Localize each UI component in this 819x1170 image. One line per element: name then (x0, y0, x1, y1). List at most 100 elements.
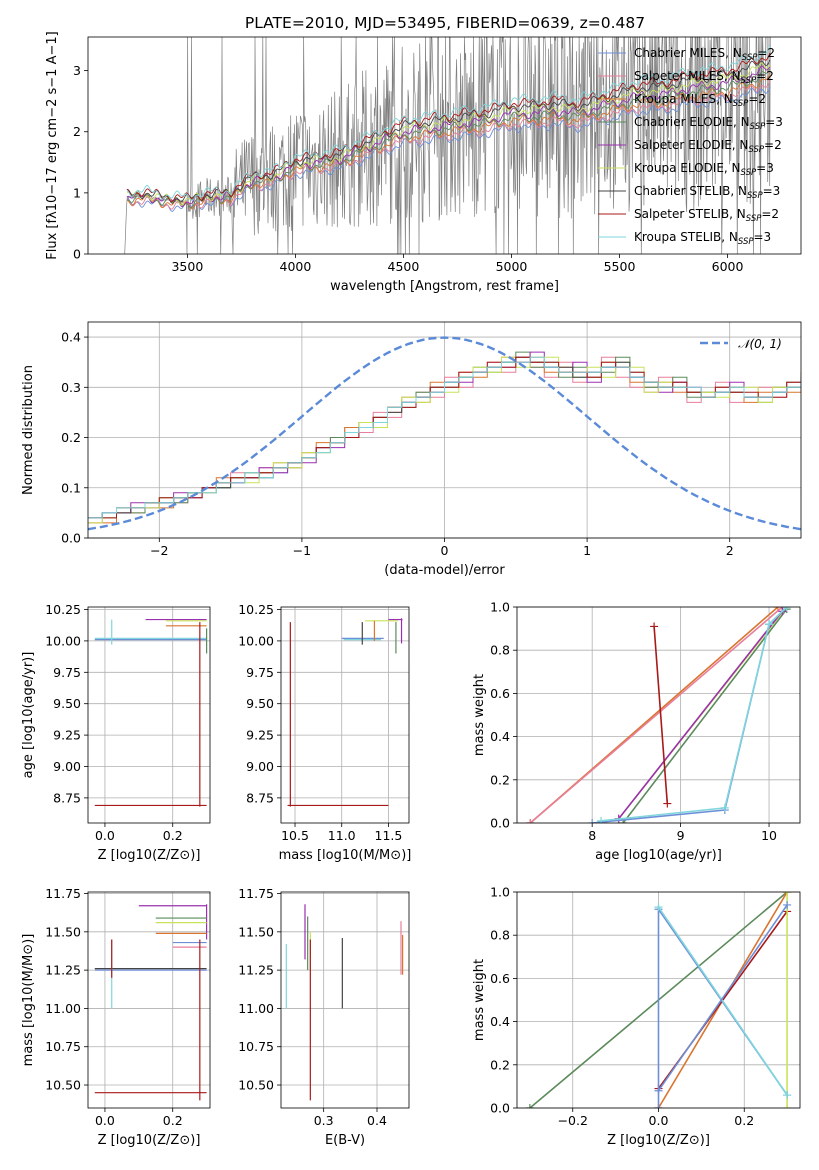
y-tick-label: 0.4 (490, 729, 510, 744)
histogram-series (88, 351, 801, 519)
x-tick-label: 8 (588, 828, 596, 843)
plot-area-residuals (88, 336, 801, 531)
y-axis-label-part: Flux [ (45, 224, 60, 260)
panel-mass_vs_Z: 0.0 0.2 10.50 10.75 11.00 11.25 11.50 11.75 Z [l… (21, 886, 211, 1148)
model-spectrum-line (126, 87, 771, 213)
y-tick-label: 0.6 (490, 686, 510, 701)
weight-marker (597, 816, 606, 823)
legend-nssp-value: =3 (754, 230, 772, 244)
weight-line (657, 906, 788, 1096)
y-axis-label-part: −1 (45, 36, 60, 55)
x-tick-label: 0.2 (163, 828, 183, 843)
x-axis-label: Z [log10(Z/Z⊙)] (98, 1133, 201, 1148)
y-axis-label-part: −17 (45, 167, 60, 194)
y-axis-label-part: (M/M (21, 955, 36, 987)
x-tick-label: 4000 (280, 259, 312, 274)
legend-series-name: Chabrier MILES (634, 46, 725, 60)
legend-series-name: Chabrier STELIB (634, 184, 730, 198)
x-axis-label-part: Z [log (98, 1133, 136, 1148)
x-tick-label: 0.2 (734, 1113, 754, 1128)
y-tick-label: 11.00 (238, 1001, 274, 1016)
legend-series-name: Kroupa ELODIE (634, 161, 724, 175)
histogram-series (88, 356, 801, 524)
y-tick-label: 0.1 (61, 480, 81, 495)
y-axis-label-part: ⊙ (21, 944, 36, 955)
weight-marker (654, 1104, 663, 1108)
legend-nssp-sub: SSP (750, 122, 766, 132)
model-spectrum-line (126, 59, 771, 204)
y-axis-label: Flux [fλ10−17 erg cm−2 s−1 A−1] (45, 31, 60, 259)
weight-marker (525, 1104, 534, 1108)
x-axis-label-part: (M/M (358, 848, 390, 863)
x-tick-label: 11.0 (328, 828, 356, 843)
y-tick-label: 10.25 (45, 602, 81, 617)
legend-entry: Kroupa MILES, NSSP=2 (634, 92, 766, 109)
x-tick-label: 4500 (388, 259, 420, 274)
legend-nssp-prefix: , N (716, 92, 733, 106)
y-tick-label: 0.6 (490, 971, 510, 986)
legend-nssp-sub: SSP (741, 168, 757, 178)
y-tick-label: 0.8 (490, 928, 510, 943)
y-axis-label-part: f (45, 219, 60, 224)
weight-marker (663, 799, 672, 808)
plot-area-age_vs_mass (287, 618, 403, 807)
legend-nssp-value: =3 (765, 115, 783, 129)
x-tick-label: 9 (677, 828, 685, 843)
x-axis-label-part: 10 (645, 1133, 662, 1148)
axes-frame (280, 891, 410, 1109)
x-axis-label-part: 10 (136, 848, 153, 863)
weight-marker (782, 607, 791, 611)
legend-series-name: Salpeter STELIB (634, 207, 729, 221)
model-spectrum-line (126, 79, 771, 210)
x-tick-label: 5000 (496, 259, 528, 274)
x-tick-label: 0.0 (95, 828, 115, 843)
legend-entry: Kroupa STELIB, NSSP=3 (634, 230, 771, 247)
y-tick-label: 0 (73, 247, 81, 262)
weight-line (592, 607, 788, 823)
y-tick-label: 11.75 (238, 886, 274, 901)
panel-age_vs_mass: 10.5 11.0 11.5 8.75 9.00 9.25 9.50 9.75 10.00 10.… (238, 602, 411, 863)
x-tick-label: 0 (441, 543, 449, 558)
weight-line (653, 626, 669, 804)
x-tick-label: 0.4 (367, 1113, 387, 1128)
axes-frame (516, 606, 801, 824)
legend-nssp-value: =2 (748, 92, 766, 106)
legend-nssp-prefix: , N (724, 161, 741, 175)
x-tick-label: 6000 (712, 259, 744, 274)
x-axis-label: mass [log10(M/M⊙)] (279, 848, 412, 863)
weight-line (622, 608, 788, 823)
x-axis-label-part: ⊙ (179, 848, 190, 863)
weight-marker (588, 819, 597, 823)
normal-reference-curve (88, 336, 801, 531)
model-spectrum-line (126, 52, 771, 203)
y-tick-label: 9.25 (246, 728, 274, 743)
y-tick-label: 0.2 (490, 1057, 510, 1072)
legend-entry: Salpeter MILES, NSSP=2 (634, 69, 774, 86)
legend-nssp-value: =2 (757, 46, 775, 60)
panel-spectrum: 3500 4000 4500 5000 5500 6000 0 1 2 3 wavelength [… (45, 31, 802, 294)
legend-nssp-value: =3 (756, 161, 774, 175)
plot-area-spectrum (124, 37, 771, 254)
x-axis-label-part: )] (401, 848, 411, 863)
y-tick-label: 9.75 (246, 665, 274, 680)
y-tick-label: 9.75 (53, 665, 81, 680)
x-axis-label-part: 10 (136, 1133, 153, 1148)
y-tick-label: 10.50 (45, 1078, 81, 1093)
y-axis-label: age [log10(age/yr)] (21, 652, 36, 779)
legend-nssp-value: =2 (764, 138, 782, 152)
y-tick-label: 3 (73, 63, 81, 78)
weight-marker (765, 620, 774, 629)
axes-frame (280, 606, 410, 824)
x-axis-label-part: ⊙ (179, 1133, 190, 1148)
x-axis-label: Z [log10(Z/Z⊙)] (98, 848, 201, 863)
axes-frame (87, 606, 211, 824)
y-tick-label: 0.0 (490, 1101, 510, 1116)
legend-entry: Kroupa ELODIE, NSSP=3 (634, 161, 774, 178)
x-axis-label-part: (age/yr)] (665, 848, 722, 863)
weight-marker (783, 1091, 792, 1100)
weight-line (529, 607, 783, 823)
y-tick-label: 1.0 (490, 885, 510, 900)
y-tick-label: 0.0 (490, 816, 510, 831)
x-tick-label: 0.0 (95, 1113, 115, 1128)
y-axis-label: Normed distribution (21, 365, 36, 495)
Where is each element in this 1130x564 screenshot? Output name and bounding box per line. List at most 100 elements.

_ _ _ _ _

# What you will do
Render the data above as a numbered list with one line per entry, leaving out blank lines and the pictures.

# Full answer
1. Localize each UI component in this 819x1170 image. One line per element: name then (x0, y0, x1, y1). List at most 100 elements.
2. y-tick-label: 0.4 (490, 729, 510, 744)
3. histogram-series (88, 351, 801, 519)
4. x-tick-label: 8 (588, 828, 596, 843)
5. plot-area-residuals (88, 336, 801, 531)
6. y-axis-label-part: Flux [ (45, 224, 60, 260)
7. panel-mass_vs_Z: 0.0 0.2 10.50 10.75 11.00 11.25 11.50 11.75 Z [l… (21, 886, 211, 1148)
8. model-spectrum-line (126, 87, 771, 213)
9. y-tick-label: 0.6 (490, 686, 510, 701)
10. weight-marker (597, 816, 606, 823)
11. legend-nssp-value: =3 (754, 230, 772, 244)
12. weight-line (657, 906, 788, 1096)
13. y-axis-label-part: −1 (45, 36, 60, 55)
14. x-tick-label: 0.2 (163, 828, 183, 843)
15. x-axis-label: Z [log10(Z/Z⊙)] (98, 1133, 201, 1148)
16. y-axis-label-part: −17 (45, 167, 60, 194)
17. y-axis-label-part: (M/M (21, 955, 36, 987)
18. x-tick-label: 4000 (280, 259, 312, 274)
19. legend-series-name: Chabrier MILES (634, 46, 725, 60)
20. legend-series-name: Chabrier STELIB (634, 184, 730, 198)
21. x-axis-label-part: Z [log (98, 1133, 136, 1148)
22. x-tick-label: 0.2 (734, 1113, 754, 1128)
23. y-tick-label: 11.00 (238, 1001, 274, 1016)
24. legend-series-name: Kroupa ELODIE (634, 161, 724, 175)
25. histogram-series (88, 356, 801, 524)
26. y-tick-label: 0.1 (61, 480, 81, 495)
27. y-axis-label-part: ⊙ (21, 944, 36, 955)
28. weight-marker (654, 1104, 663, 1108)
29. legend-nssp-sub: SSP (750, 122, 766, 132)
30. model-spectrum-line (126, 59, 771, 204)
31. y-axis-label: Flux [fλ10−17 erg cm−2 s−1 A−1] (45, 31, 60, 259)
32. weight-marker (525, 1104, 534, 1108)
33. x-axis-label-part: (M/M (358, 848, 390, 863)
34. x-tick-label: 11.0 (328, 828, 356, 843)
35. y-tick-label: 10.25 (45, 602, 81, 617)
36. legend-entry: Kroupa MILES, NSSP=2 (634, 92, 766, 109)
37. x-tick-label: 4500 (388, 259, 420, 274)
38. legend-nssp-prefix: , N (716, 92, 733, 106)
39. y-tick-label: 0.6 (490, 971, 510, 986)
40. legend-nssp-sub: SSP (741, 168, 757, 178)
41. y-tick-label: 0.8 (490, 928, 510, 943)
42. y-axis-label-part: f (45, 219, 60, 224)
43. weight-marker (663, 799, 672, 808)
44. plot-area-age_vs_mass (287, 618, 403, 807)
45. legend-nssp-value: =3 (765, 115, 783, 129)
46. x-tick-label: 9 (677, 828, 685, 843)
47. x-axis-label-part: 10 (645, 1133, 662, 1148)
48. axes-frame (280, 891, 410, 1109)
49. x-axis-label-part: 10 (136, 848, 153, 863)
50. weight-marker (782, 607, 791, 611)
51. legend-series-name: Salpeter STELIB (634, 207, 729, 221)
52. model-spectrum-line (126, 79, 771, 210)
53. x-tick-label: 5000 (496, 259, 528, 274)
54. x-tick-label: 0.0 (95, 828, 115, 843)
55. legend-entry: Kroupa STELIB, NSSP=3 (634, 230, 771, 247)
56. y-tick-label: 0 (73, 247, 81, 262)
57. weight-line (592, 607, 788, 823)
58. y-tick-label: 11.75 (238, 886, 274, 901)
59. panel-age_vs_mass: 10.5 11.0 11.5 8.75 9.00 9.25 9.50 9.75 10.00 10.… (238, 602, 411, 863)
60. x-tick-label: 0 (441, 543, 449, 558)
61. weight-line (653, 626, 669, 804)
62. x-tick-label: 0.4 (367, 1113, 387, 1128)
63. axes-frame (516, 606, 801, 824)
64. legend-nssp-value: =2 (748, 92, 766, 106)
65. legend-nssp-prefix: , N (724, 161, 741, 175)
66. x-tick-label: 6000 (712, 259, 744, 274)
67. x-axis-label: mass [log10(M/M⊙)] (279, 848, 412, 863)
68. weight-line (622, 608, 788, 823)
69. x-axis-label-part: ⊙ (179, 848, 190, 863)
70. weight-marker (588, 819, 597, 823)
71. normal-reference-curve (88, 336, 801, 531)
72. model-spectrum-line (126, 52, 771, 203)
73. y-tick-label: 9.25 (246, 728, 274, 743)
74. y-tick-label: 0.2 (490, 1057, 510, 1072)
75. legend-entry: Salpeter MILES, NSSP=2 (634, 69, 774, 86)
76. legend-nssp-value: =2 (757, 46, 775, 60)
77. panel-spectrum: 3500 4000 4500 5000 5500 6000 0 1 2 3 wavelength [… (45, 31, 802, 294)
78. legend-nssp-value: =3 (756, 161, 774, 175)
79. plot-area-spectrum (124, 37, 771, 254)
80. x-axis-label-part: )] (401, 848, 411, 863)
81. y-tick-label: 9.75 (246, 665, 274, 680)
82. y-tick-label: 9.75 (53, 665, 81, 680)
83. x-axis-label-part: 10 (136, 1133, 153, 1148)
84. y-tick-label: 10.50 (45, 1078, 81, 1093)
85. y-axis-label: age [log10(age/yr)] (21, 652, 36, 779)
86. legend-nssp-value: =2 (764, 138, 782, 152)
87. y-tick-label: 3 (73, 63, 81, 78)
88. weight-marker (765, 620, 774, 629)
89. axes-frame (280, 606, 410, 824)
90. x-axis-label-part: ⊙ (179, 1133, 190, 1148)
91. x-axis-label: Z [log10(Z/Z⊙)] (98, 848, 201, 863)
92. axes-frame (87, 606, 211, 824)
93. y-tick-label: 0.0 (490, 1101, 510, 1116)
94. legend-entry: Kroupa ELODIE, NSSP=3 (634, 161, 774, 178)
95. x-axis-label-part: (age/yr)] (665, 848, 722, 863)
96. weight-marker (783, 1091, 792, 1100)
97. weight-line (529, 607, 783, 823)
98. y-tick-label: 1.0 (490, 885, 510, 900)
99. y-tick-label: 0.0 (490, 816, 510, 831)
100. x-tick-label: 0.0 (95, 1113, 115, 1128)
101. y-axis-label: Normed distribution (21, 365, 36, 495)
102. Where is each element in this 1130x564 screenshot? Output name and bounding box per line. List at most 100 elements.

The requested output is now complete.